- [Objective] In the material below, find each line holding the string "tous" and copy it.

○ ○ ○

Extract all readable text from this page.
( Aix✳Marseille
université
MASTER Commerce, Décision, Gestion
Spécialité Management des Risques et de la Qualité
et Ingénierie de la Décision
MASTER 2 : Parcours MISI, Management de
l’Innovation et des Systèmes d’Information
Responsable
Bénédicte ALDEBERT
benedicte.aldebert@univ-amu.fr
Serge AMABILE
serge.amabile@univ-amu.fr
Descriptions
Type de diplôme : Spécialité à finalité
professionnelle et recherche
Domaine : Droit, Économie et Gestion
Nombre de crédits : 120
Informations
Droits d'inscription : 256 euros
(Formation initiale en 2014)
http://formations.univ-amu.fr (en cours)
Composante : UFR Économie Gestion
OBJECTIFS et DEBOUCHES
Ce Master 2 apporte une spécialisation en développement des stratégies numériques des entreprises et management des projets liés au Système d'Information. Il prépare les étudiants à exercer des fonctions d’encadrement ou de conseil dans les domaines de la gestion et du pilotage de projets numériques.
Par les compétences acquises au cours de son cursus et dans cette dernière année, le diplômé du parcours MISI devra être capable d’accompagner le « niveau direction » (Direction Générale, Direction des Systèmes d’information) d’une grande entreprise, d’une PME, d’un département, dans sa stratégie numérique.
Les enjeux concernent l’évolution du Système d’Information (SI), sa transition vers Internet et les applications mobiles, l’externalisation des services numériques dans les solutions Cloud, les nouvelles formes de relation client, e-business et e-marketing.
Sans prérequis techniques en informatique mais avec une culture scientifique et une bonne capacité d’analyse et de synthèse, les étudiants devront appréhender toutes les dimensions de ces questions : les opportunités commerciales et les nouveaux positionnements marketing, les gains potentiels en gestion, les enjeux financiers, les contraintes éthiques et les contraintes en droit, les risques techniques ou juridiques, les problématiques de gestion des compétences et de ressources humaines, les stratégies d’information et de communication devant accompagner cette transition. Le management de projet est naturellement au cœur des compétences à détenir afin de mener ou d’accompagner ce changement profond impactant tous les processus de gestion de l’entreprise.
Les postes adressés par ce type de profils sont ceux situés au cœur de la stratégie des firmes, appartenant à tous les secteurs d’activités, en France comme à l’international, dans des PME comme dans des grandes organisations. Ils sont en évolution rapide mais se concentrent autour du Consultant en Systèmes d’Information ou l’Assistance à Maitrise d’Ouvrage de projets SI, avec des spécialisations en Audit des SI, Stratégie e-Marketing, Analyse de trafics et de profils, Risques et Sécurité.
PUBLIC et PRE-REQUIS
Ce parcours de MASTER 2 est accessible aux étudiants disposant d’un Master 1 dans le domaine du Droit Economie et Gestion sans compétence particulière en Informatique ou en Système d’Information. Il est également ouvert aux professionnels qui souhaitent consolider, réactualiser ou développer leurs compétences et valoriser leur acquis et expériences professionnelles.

○ ○ ○

- [Answer below]
Sans prérequis techniques en informatique mais avec une culture scientifique et une bonne capacité d’analyse et de synthèse, les étudiants devront appréhender toutes les dimensions de ces questions : les opportunités commerciales et les nouveaux positionnements marketing, les gains potentiels en gestion, les enjeux financiers, les contraintes éthiques et les contraintes en droit, les risques techniques ou juridiques, les problématiques de gestion des compétences et de ressources humaines, les stratégies d’information et de communication devant accompagner cette transition. Le management de projet est naturellement au cœur des compétences à détenir afin de mener ou d’accompagner ce changement profond impactant tous les processus de gestion de l’entreprise.
Les postes adressés par ce type de profils sont ceux situés au cœur de la stratégie des firmes, appartenant à tous les secteurs d’activités, en France comme à l’international, dans des PME comme dans des grandes organisations. Ils sont en évolution rapide mais se concentrent autour du Consultant en Systèmes d’Information ou l’Assistance à Maitrise d’Ouvrage de projets SI, avec des spécialisations en Audit des SI, Stratégie e-Marketing, Analyse de trafics et de profils, Risques et Sécurité.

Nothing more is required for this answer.